(Data excerpts)

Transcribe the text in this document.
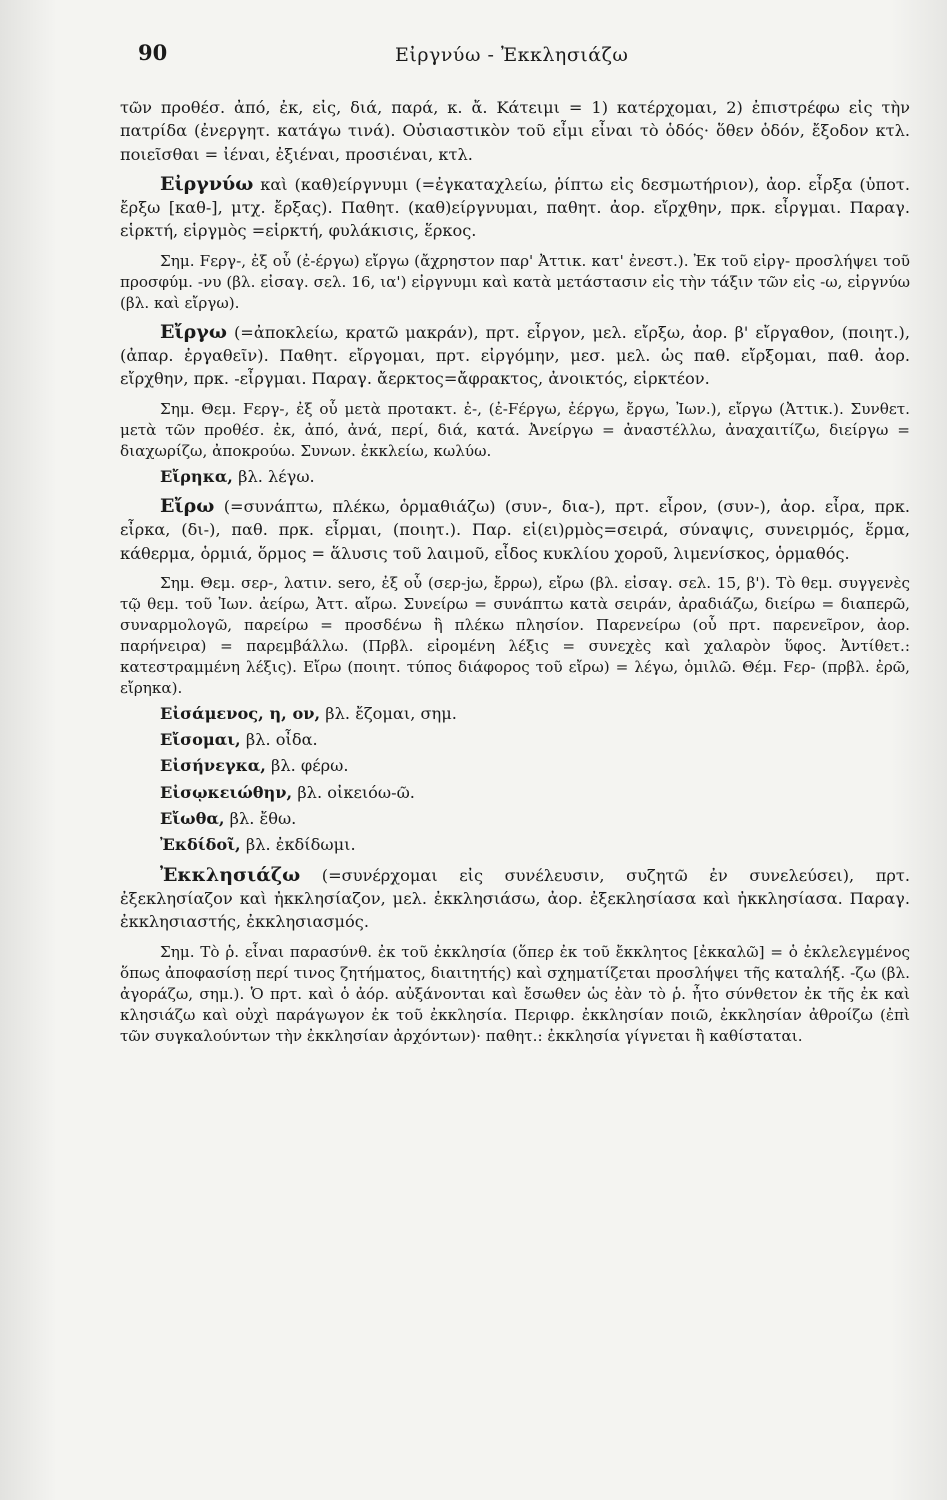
90	Εἰργνύω - Ἐκκλησιάζω

τῶν προθέσ. ἀπό, ἐκ, εἰς, διά, παρά, κ. ἄ. Κάτειμι = 1) κατέρχομαι, 2) ἐπιστρέφω εἰς τὴν πατρίδα (ἐνεργητ. κατάγω τινά). Οὐσιαστικὸν τοῦ εἶμι εἶναι τὸ ὁδός· ὅθεν ὁδόν, ἔξοδον κτλ. ποιεῖσθαι = ἰέναι, ἐξιέναι, προσιέναι, κτλ.

Εἰργνύω καὶ (καθ)είργνυμι (=ἐγκαταχλείω, ῥίπτω εἰς δεσμωτήριον), ἀορ. εἶρξα (ὑποτ. ἔρξω [καθ-], μτχ. ἔρξας). Παθητ. (καθ)είργνυμαι, παθητ. ἀορ. εἴρχθην, πρκ. εἶργμαι. Παραγ. εἱρκτή, εἱργμὸς =εἱρκτή, φυλάκισις, ἕρκος.

Σημ. Fεργ-, ἐξ οὗ (ἐ-έργω) εἴργω (ἄχρηστον παρ' Ἀττικ. κατ' ἐνεστ.). Ἐκ τοῦ εἰργ- προσλήψει τοῦ προσφύμ. -νυ (βλ. εἰσαγ. σελ. 16, ια') εἰργνυμι καὶ κατὰ μετάστασιν εἰς τὴν τάξιν τῶν εἰς -ω, εἰργνύω (βλ. καὶ εἴργω).

Εἴργω (=ἀποκλείω, κρατῶ μακράν), πρτ. εἶργον, μελ. εἴρξω, ἀορ. β' εἴργαθον, (ποιητ.), (ἀπαρ. ἐργαθεῖν). Παθητ. εἴργομαι, πρτ. εἰργόμην, μεσ. μελ. ὡς παθ. εἴρξομαι, παθ. ἀορ. εἴρχθην, πρκ. -εἶργμαι. Παραγ. ἄερκτος=ἄφρακτος, ἀνοικτός, εἱρκτέον.

Σημ. Θεμ. Fεργ-, ἐξ οὗ μετὰ προτακτ. ἐ-, (ἐ-Fέργω, ἐέργω, ἔργω, Ἰων.), εἴργω (Ἀττικ.). Συνθετ. μετὰ τῶν προθέσ. ἐκ, ἀπό, ἀνά, περί, διά, κατά. Ἀνείργω = ἀναστέλλω, ἀναχαιτίζω, διείργω = διαχωρίζω, ἀποκρούω. Συνων. ἐκκλείω, κωλύω.

Εἴρηκα, βλ. λέγω.

Εἴρω (=συνάπτω, πλέκω, ὁρμαθιάζω) (συν-, δια-), πρτ. εἶρον, (συν-), ἀορ. εἶρα, πρκ. εἶρκα, (δι-), παθ. πρκ. εἶρμαι, (ποιητ.). Παρ. εἱ(ει)ρμὸς=σειρά, σύναψις, συνειρμός, ἕρμα, κάθερμα, ὁρμιά, ὅρμος = ἅλυσις τοῦ λαιμοῦ, εἶδος κυκλίου χοροῦ, λιμενίσκος, ὁρμαθός.

Σημ. Θεμ. σερ-, λατιν. sero, ἐξ οὗ (σερ-jω, ἔρρω), εἴρω (βλ. εἰσαγ. σελ. 15, β'). Τὸ θεμ. συγγενὲς τῷ θεμ. τοῦ Ἰων. ἀείρω, Ἀττ. αἴρω. Συνείρω = συνάπτω κατὰ σειράν, ἀραδιάζω, διείρω = διαπερῶ, συναρμολογῶ, παρείρω = προσδένω ἢ πλέκω πλησίον. Παρενείρω (οὗ πρτ. παρενεῖρον, ἀορ. παρήνειρα) = παρεμβάλλω. (Πρβλ. εἰρομένη λέξις = συνεχὲς καὶ χαλαρὸν ὕφος. Ἀντίθετ.: κατεστραμμένη λέξις). Εἴρω (ποιητ. τύπος διάφορος τοῦ εἴρω) = λέγω, ὁμιλῶ. Θέμ. Fερ- (πρβλ. ἐρῶ, εἴρηκα).

Εἰσάμενος, η, ον, βλ. ἔζομαι, σημ.

Εἴσομαι, βλ. οἶδα.

Εἰσήνεγκα, βλ. φέρω.

Εἰσῳκειώθην, βλ. οἰκειόω-ῶ.

Εἴωθα, βλ. ἔθω.

Ἐκδίδοῖ, βλ. ἐκδίδωμι.

Ἐκκλησιάζω (=συνέρχομαι εἰς συνέλευσιν, συζητῶ ἐν συνελεύσει), πρτ. ἐξεκλησίαζον καὶ ἠκκλησίαζον, μελ. ἐκκλησιάσω, ἀορ. ἐξεκλησίασα καὶ ἠκκλησίασα. Παραγ. ἐκκλησιαστής, ἐκκλησιασμός.

Σημ. Τὸ ῥ. εἶναι παρασύνθ. ἐκ τοῦ ἐκκλησία (ὅπερ ἐκ τοῦ ἔκκλητος [ἐκκαλῶ] = ὁ ἐκλελεγμένος ὅπως ἀποφασίσῃ περί τινος ζητήματος, διαιτητής) καὶ σχηματίζεται προσλήψει τῆς καταλήξ. -ζω (βλ. ἀγοράζω, σημ.). Ὁ πρτ. καὶ ὁ ἀόρ. αὐξάνονται καὶ ἔσωθεν ὡς ἐὰν τὸ ῥ. ἦτο σύνθετον ἐκ τῆς ἐκ καὶ κλησιάζω καὶ οὐχὶ παράγωγον ἐκ τοῦ ἐκκλησία. Περιφρ. ἐκκλησίαν ποιῶ, ἐκκλησίαν ἀθροίζω (ἐπὶ τῶν συγκαλούντων τὴν ἐκκλησίαν ἀρχόντων)· παθητ.: ἐκκλησία γίγνεται ἢ καθίσταται.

Work to be completed: Reproduce the data word for word, excluding its pictures.

Completed task:
Transcribe the text in this document.
90	Εἰργνύω - Ἐκκλησιάζω

τῶν προθέσ. ἀπό, ἐκ, εἰς, διά, παρά, κ. ἄ. Κάτειμι = 1) κατέρχομαι, 2) ἐπιστρέφω εἰς τὴν πατρίδα (ἐνεργητ. κατάγω τινά). Οὐσιαστικὸν τοῦ εἶμι εἶναι τὸ ὁδός· ὅθεν ὁδόν, ἔξοδον κτλ. ποιεῖσθαι = ἰέναι, ἐξιέναι, προσιέναι, κτλ.

Εἰργνύω καὶ (καθ)είργνυμι (=ἐγκαταχλείω, ῥίπτω εἰς δεσμωτήριον), ἀορ. εἶρξα (ὑποτ. ἔρξω [καθ-], μτχ. ἔρξας). Παθητ. (καθ)είργνυμαι, παθητ. ἀορ. εἴρχθην, πρκ. εἶργμαι. Παραγ. εἱρκτή, εἱργμὸς =εἱρκτή, φυλάκισις, ἕρκος.

Σημ. Fεργ-, ἐξ οὗ (ἐ-έργω) εἴργω (ἄχρηστον παρ' Ἀττικ. κατ' ἐνεστ.). Ἐκ τοῦ εἰργ- προσλήψει τοῦ προσφύμ. -νυ (βλ. εἰσαγ. σελ. 16, ια') εἰργνυμι καὶ κατὰ μετάστασιν εἰς τὴν τάξιν τῶν εἰς -ω, εἰργνύω (βλ. καὶ εἴργω).

Εἴργω (=ἀποκλείω, κρατῶ μακράν), πρτ. εἶργον, μελ. εἴρξω, ἀορ. β' εἴργαθον, (ποιητ.), (ἀπαρ. ἐργαθεῖν). Παθητ. εἴργομαι, πρτ. εἰργόμην, μεσ. μελ. ὡς παθ. εἴρξομαι, παθ. ἀορ. εἴρχθην, πρκ. -εἶργμαι. Παραγ. ἄερκτος=ἄφρακτος, ἀνοικτός, εἱρκτέον.

Σημ. Θεμ. Fεργ-, ἐξ οὗ μετὰ προτακτ. ἐ-, (ἐ-Fέργω, ἐέργω, ἔργω, Ἰων.), εἴργω (Ἀττικ.). Συνθετ. μετὰ τῶν προθέσ. ἐκ, ἀπό, ἀνά, περί, διά, κατά. Ἀνείργω = ἀναστέλλω, ἀναχαιτίζω, διείργω = διαχωρίζω, ἀποκρούω. Συνων. ἐκκλείω, κωλύω.

Εἴρηκα, βλ. λέγω.

Εἴρω (=συνάπτω, πλέκω, ὁρμαθιάζω) (συν-, δια-), πρτ. εἶρον, (συν-), ἀορ. εἶρα, πρκ. εἶρκα, (δι-), παθ. πρκ. εἶρμαι, (ποιητ.). Παρ. εἱ(ει)ρμὸς=σειρά, σύναψις, συνειρμός, ἕρμα, κάθερμα, ὁρμιά, ὅρμος = ἅλυσις τοῦ λαιμοῦ, εἶδος κυκλίου χοροῦ, λιμενίσκος, ὁρμαθός.

Σημ. Θεμ. σερ-, λατιν. sero, ἐξ οὗ (σερ-jω, ἔρρω), εἴρω (βλ. εἰσαγ. σελ. 15, β'). Τὸ θεμ. συγγενὲς τῷ θεμ. τοῦ Ἰων. ἀείρω, Ἀττ. αἴρω. Συνείρω = συνάπτω κατὰ σειράν, ἀραδιάζω, διείρω = διαπερῶ, συναρμολογῶ, παρείρω = προσδένω ἢ πλέκω πλησίον. Παρενείρω (οὗ πρτ. παρενεῖρον, ἀορ. παρήνειρα) = παρεμβάλλω. (Πρβλ. εἰρομένη λέξις = συνεχὲς καὶ χαλαρὸν ὕφος. Ἀντίθετ.: κατεστραμμένη λέξις). Εἴρω (ποιητ. τύπος διάφορος τοῦ εἴρω) = λέγω, ὁμιλῶ. Θέμ. Fερ- (πρβλ. ἐρῶ, εἴρηκα).

Εἰσάμενος, η, ον, βλ. ἔζομαι, σημ.

Εἴσομαι, βλ. οἶδα.

Εἰσήνεγκα, βλ. φέρω.

Εἰσῳκειώθην, βλ. οἰκειόω-ῶ.

Εἴωθα, βλ. ἔθω.

Ἐκδίδοῖ, βλ. ἐκδίδωμι.

Ἐκκλησιάζω (=συνέρχομαι εἰς συνέλευσιν, συζητῶ ἐν συνελεύσει), πρτ. ἐξεκλησίαζον καὶ ἠκκλησίαζον, μελ. ἐκκλησιάσω, ἀορ. ἐξεκλησίασα καὶ ἠκκλησίασα. Παραγ. ἐκκλησιαστής, ἐκκλησιασμός.

Σημ. Τὸ ῥ. εἶναι παρασύνθ. ἐκ τοῦ ἐκκλησία (ὅπερ ἐκ τοῦ ἔκκλητος [ἐκκαλῶ] = ὁ ἐκλελεγμένος ὅπως ἀποφασίσῃ περί τινος ζητήματος, διαιτητής) καὶ σχηματίζεται προσλήψει τῆς καταλήξ. -ζω (βλ. ἀγοράζω, σημ.). Ὁ πρτ. καὶ ὁ ἀόρ. αὐξάνονται καὶ ἔσωθεν ὡς ἐὰν τὸ ῥ. ἦτο σύνθετον ἐκ τῆς ἐκ καὶ κλησιάζω καὶ οὐχὶ παράγωγον ἐκ τοῦ ἐκκλησία. Περιφρ. ἐκκλησίαν ποιῶ, ἐκκλησίαν ἀθροίζω (ἐπὶ τῶν συγκαλούντων τὴν ἐκκλησίαν ἀρχόντων)· παθητ.: ἐκκλησία γίγνεται ἢ καθίσταται.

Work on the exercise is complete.